PROMPT: Copy out all the lines exactly. Omit pictures.

PROVIDED DATA:
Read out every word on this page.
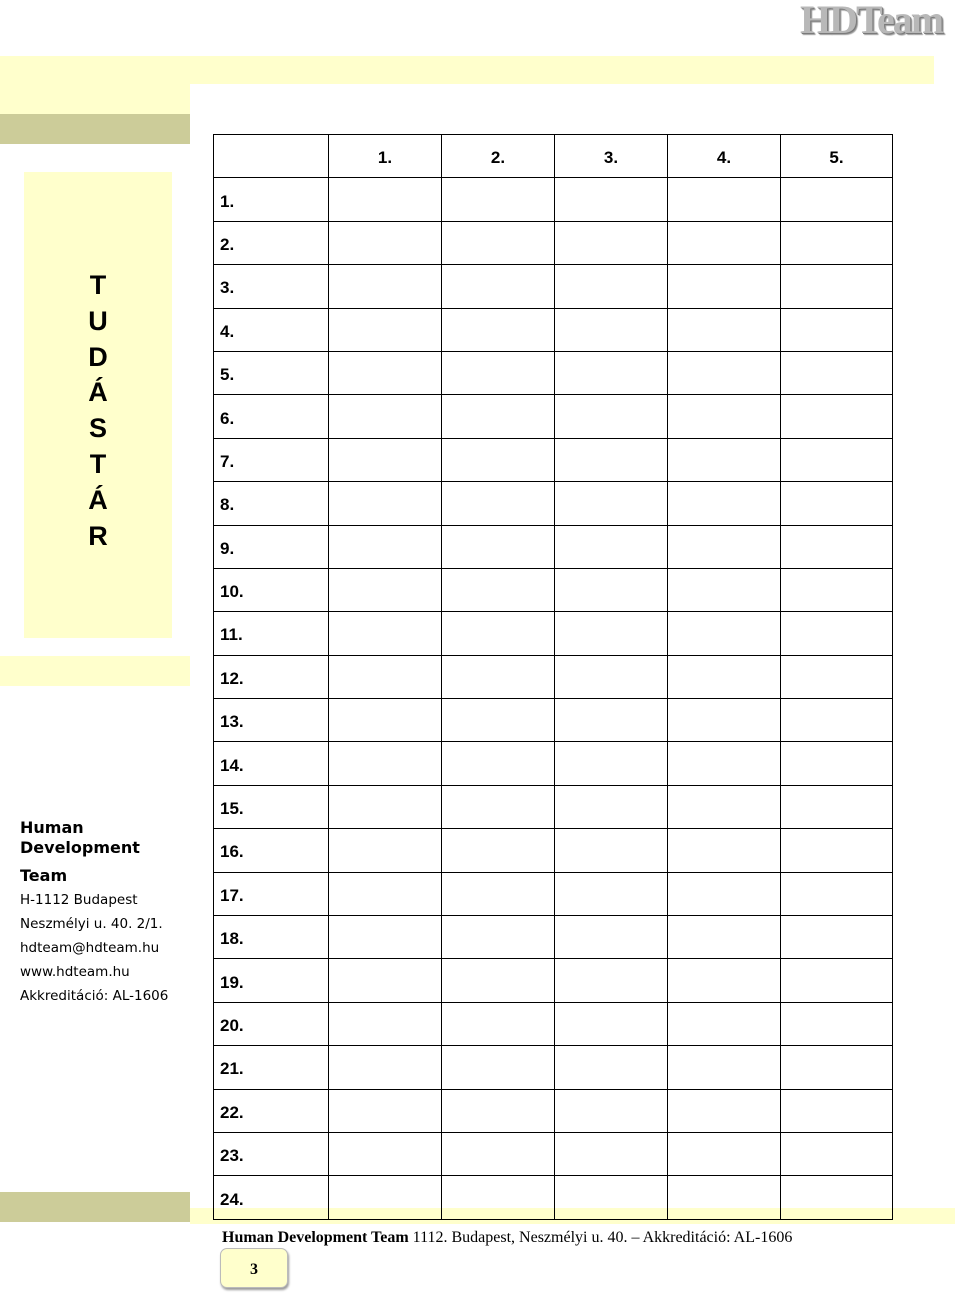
HDTeam
T
U
D
Á
S
T
Á
R
Human Development
Team
H-1112 Budapest
Neszmélyi u. 40. 2/1.
hdteam@hdteam.hu
www.hdteam.hu
Akkreditáció: AL-1606
	1.	2.	3.	4.	5.
1.					
2.					
3.					
4.					
5.					
6.					
7.					
8.					
9.					
10.					
11.					
12.					
13.					
14.					
15.					
16.					
17.					
18.					
19.					
20.					
21.					
22.					
23.					
24.					
Human Development Team 1112. Budapest, Neszmélyi u. 40. – Akkreditáció: AL-1606
3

RESULT OF THIS TASK:
Read out every word on this page.
HDTeam
T
U
D
Á
S
T
Á
R
Human Development
Team
H-1112 Budapest
Neszmélyi u. 40. 2/1.
hdteam@hdteam.hu
www.hdteam.hu
Akkreditáció: AL-1606
	1.	2.	3.	4.	5.
1.					
2.					
3.					
4.					
5.					
6.					
7.					
8.					
9.					
10.					
11.					
12.					
13.					
14.					
15.					
16.					
17.					
18.					
19.					
20.					
21.					
22.					
23.					
24.					
Human Development Team 1112. Budapest, Neszmélyi u. 40. – Akkreditáció: AL-1606
3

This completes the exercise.